Of the lines in these entries, how many contain the string "marker"? Give the number and nothing else.

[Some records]
--- Start ---

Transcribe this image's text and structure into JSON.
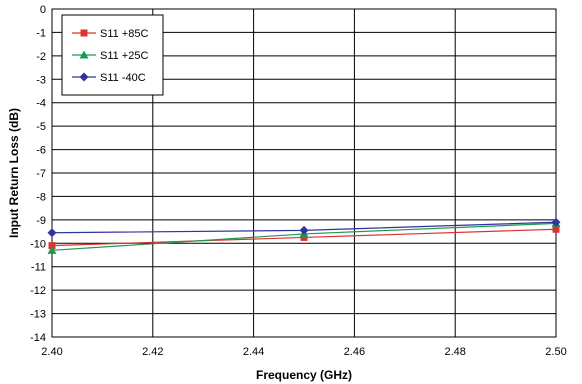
{
  "chart_data": {
    "type": "line",
    "title": "",
    "xlabel": "Frequency (GHz)",
    "ylabel": "Input Return Loss (dB)",
    "xlim": [
      2.4,
      2.5
    ],
    "ylim": [
      -14,
      0
    ],
    "xticks": [
      "2.40",
      "2.42",
      "2.44",
      "2.46",
      "2.48",
      "2.50"
    ],
    "xtick_values": [
      2.4,
      2.42,
      2.44,
      2.46,
      2.48,
      2.5
    ],
    "yticks": [
      "0",
      "-1",
      "-2",
      "-3",
      "-4",
      "-5",
      "-6",
      "-7",
      "-8",
      "-9",
      "-10",
      "-11",
      "-12",
      "-13",
      "-14"
    ],
    "ytick_values": [
      0,
      -1,
      -2,
      -3,
      -4,
      -5,
      -6,
      -7,
      -8,
      -9,
      -10,
      -11,
      -12,
      -13,
      -14
    ],
    "grid": true,
    "legend_position": "top-left",
    "x": [
      2.4,
      2.45,
      2.5
    ],
    "series": [
      {
        "name": "S11 +85C",
        "color": "#e03030",
        "marker": "square",
        "values": [
          -10.1,
          -9.75,
          -9.4
        ]
      },
      {
        "name": "S11 +25C",
        "color": "#1a9a50",
        "marker": "triangle",
        "values": [
          -10.3,
          -9.6,
          -9.15
        ]
      },
      {
        "name": "S11 -40C",
        "color": "#3333a0",
        "marker": "diamond",
        "values": [
          -9.55,
          -9.45,
          -9.1
        ]
      }
    ]
  }
}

--- End ---

* _The answer_:
3